* _Your objective_: Could you copy every line from the material below in which "after" appears?

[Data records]
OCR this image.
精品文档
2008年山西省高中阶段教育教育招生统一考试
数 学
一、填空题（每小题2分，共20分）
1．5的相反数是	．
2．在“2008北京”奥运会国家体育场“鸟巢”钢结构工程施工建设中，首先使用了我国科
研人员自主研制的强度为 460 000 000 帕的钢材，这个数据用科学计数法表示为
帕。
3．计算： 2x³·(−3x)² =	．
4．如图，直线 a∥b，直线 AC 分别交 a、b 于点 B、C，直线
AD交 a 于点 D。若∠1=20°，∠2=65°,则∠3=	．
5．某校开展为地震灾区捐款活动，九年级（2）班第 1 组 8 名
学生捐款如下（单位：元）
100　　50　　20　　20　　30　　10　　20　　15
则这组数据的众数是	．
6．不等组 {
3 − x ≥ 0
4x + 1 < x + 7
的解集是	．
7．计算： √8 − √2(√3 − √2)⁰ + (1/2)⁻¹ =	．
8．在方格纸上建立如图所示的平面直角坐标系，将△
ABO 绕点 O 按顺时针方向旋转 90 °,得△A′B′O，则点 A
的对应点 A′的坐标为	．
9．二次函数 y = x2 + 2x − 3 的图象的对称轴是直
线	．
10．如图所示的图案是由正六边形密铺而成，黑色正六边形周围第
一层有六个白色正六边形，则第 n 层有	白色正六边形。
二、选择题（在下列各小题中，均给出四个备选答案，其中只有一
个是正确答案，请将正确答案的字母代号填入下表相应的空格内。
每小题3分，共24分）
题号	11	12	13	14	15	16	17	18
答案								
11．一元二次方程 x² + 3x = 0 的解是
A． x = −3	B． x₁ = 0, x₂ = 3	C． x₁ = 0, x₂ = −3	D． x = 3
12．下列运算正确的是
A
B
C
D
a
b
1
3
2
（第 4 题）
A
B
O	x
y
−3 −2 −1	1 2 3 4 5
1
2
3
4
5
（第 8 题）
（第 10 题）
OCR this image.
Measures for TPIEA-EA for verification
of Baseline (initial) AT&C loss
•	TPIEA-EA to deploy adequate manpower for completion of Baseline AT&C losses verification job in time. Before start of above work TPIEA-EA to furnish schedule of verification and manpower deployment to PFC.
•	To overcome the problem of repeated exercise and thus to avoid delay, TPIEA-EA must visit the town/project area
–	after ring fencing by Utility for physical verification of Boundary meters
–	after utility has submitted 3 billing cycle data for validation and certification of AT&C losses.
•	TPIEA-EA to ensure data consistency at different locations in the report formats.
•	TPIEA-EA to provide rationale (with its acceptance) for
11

* * *

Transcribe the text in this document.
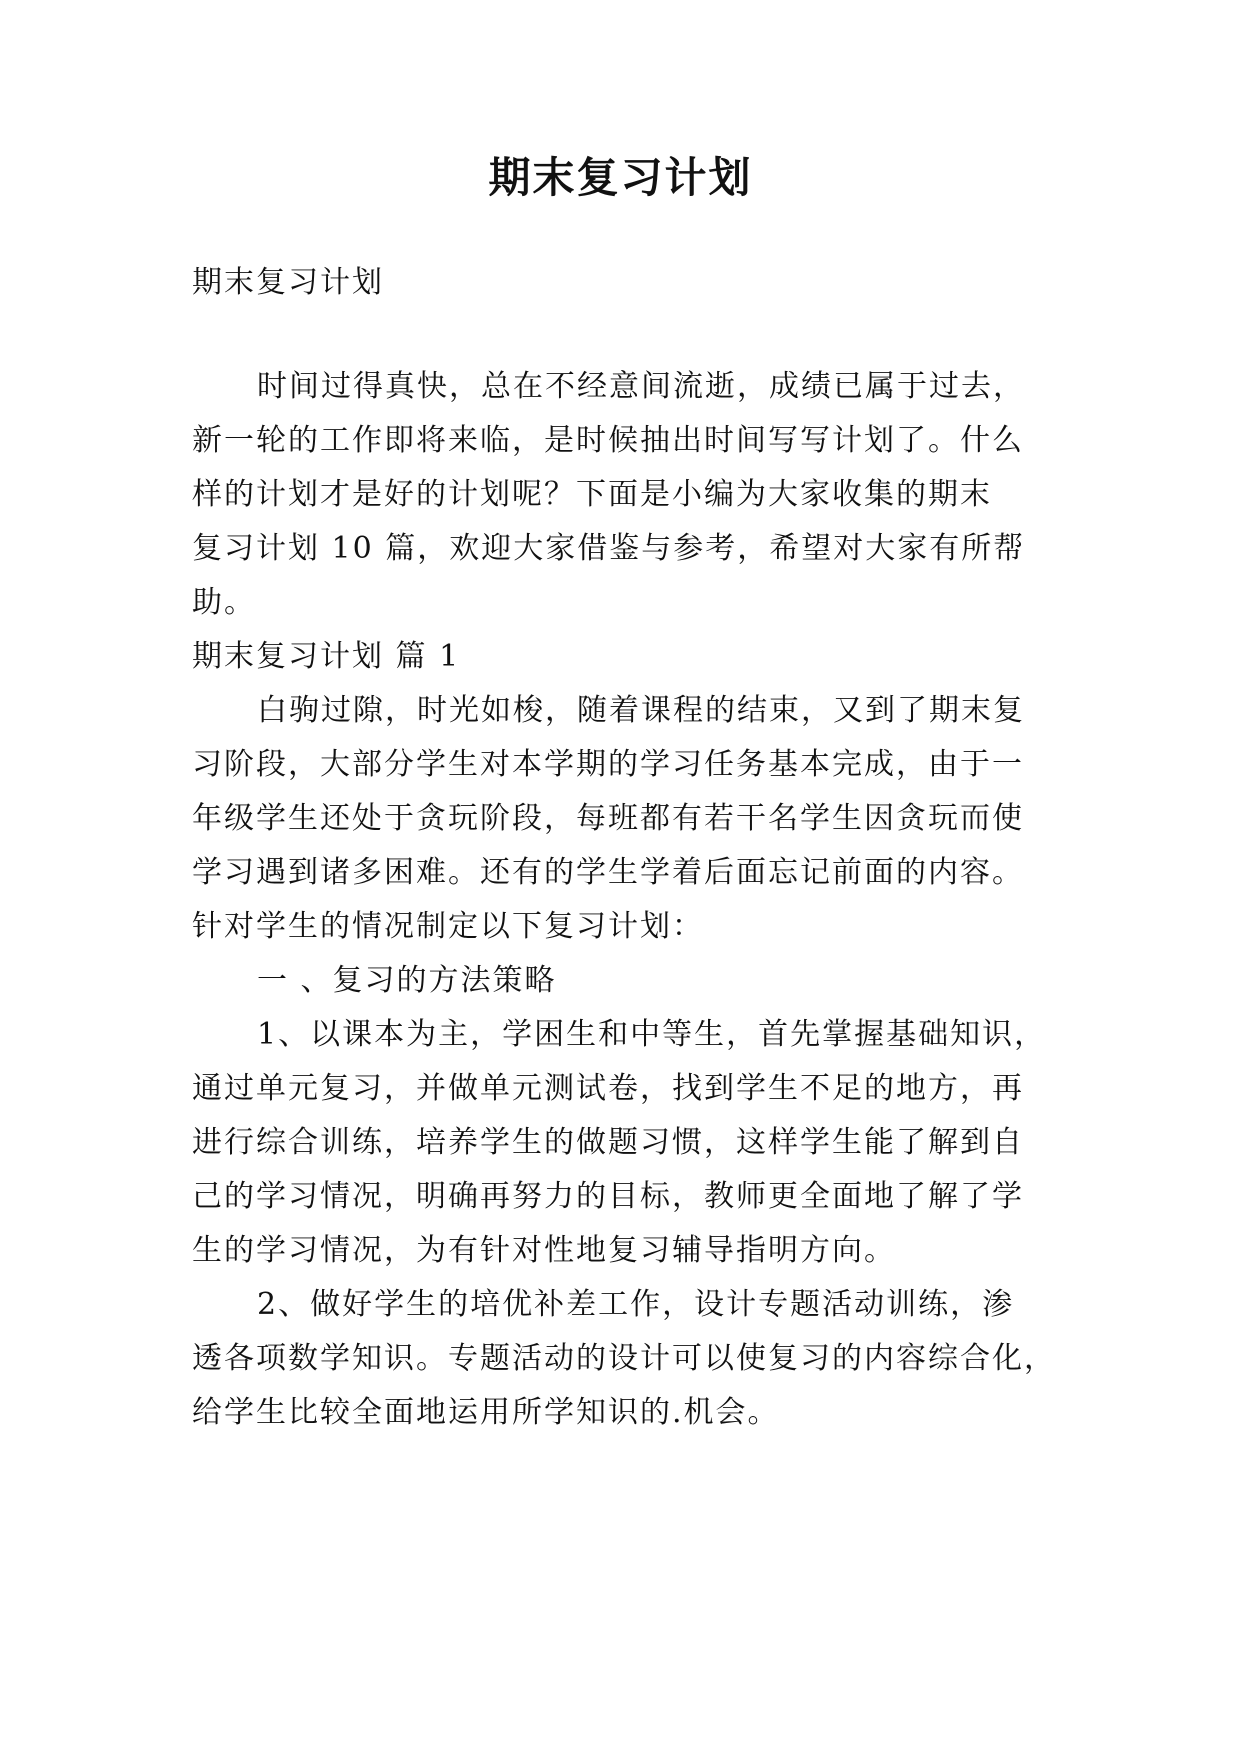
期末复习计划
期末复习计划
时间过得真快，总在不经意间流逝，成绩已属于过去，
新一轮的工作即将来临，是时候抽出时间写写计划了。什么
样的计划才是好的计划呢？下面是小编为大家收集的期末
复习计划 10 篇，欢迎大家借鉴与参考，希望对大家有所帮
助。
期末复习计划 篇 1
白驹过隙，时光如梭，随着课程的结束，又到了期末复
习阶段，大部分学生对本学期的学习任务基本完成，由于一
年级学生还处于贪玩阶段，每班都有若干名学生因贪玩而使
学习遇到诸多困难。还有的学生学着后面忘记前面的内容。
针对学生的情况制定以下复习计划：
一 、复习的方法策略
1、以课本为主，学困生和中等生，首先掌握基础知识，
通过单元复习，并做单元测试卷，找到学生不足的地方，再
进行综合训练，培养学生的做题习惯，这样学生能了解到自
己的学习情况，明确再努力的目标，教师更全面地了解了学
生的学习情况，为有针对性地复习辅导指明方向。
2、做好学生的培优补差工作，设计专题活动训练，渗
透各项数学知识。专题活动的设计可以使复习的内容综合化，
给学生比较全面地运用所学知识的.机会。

* _Expected output_:
–	after ring fencing by Utility for physical verification of Boundary meters
–	after utility has submitted 3 billing cycle data for validation and certification of AT&C losses.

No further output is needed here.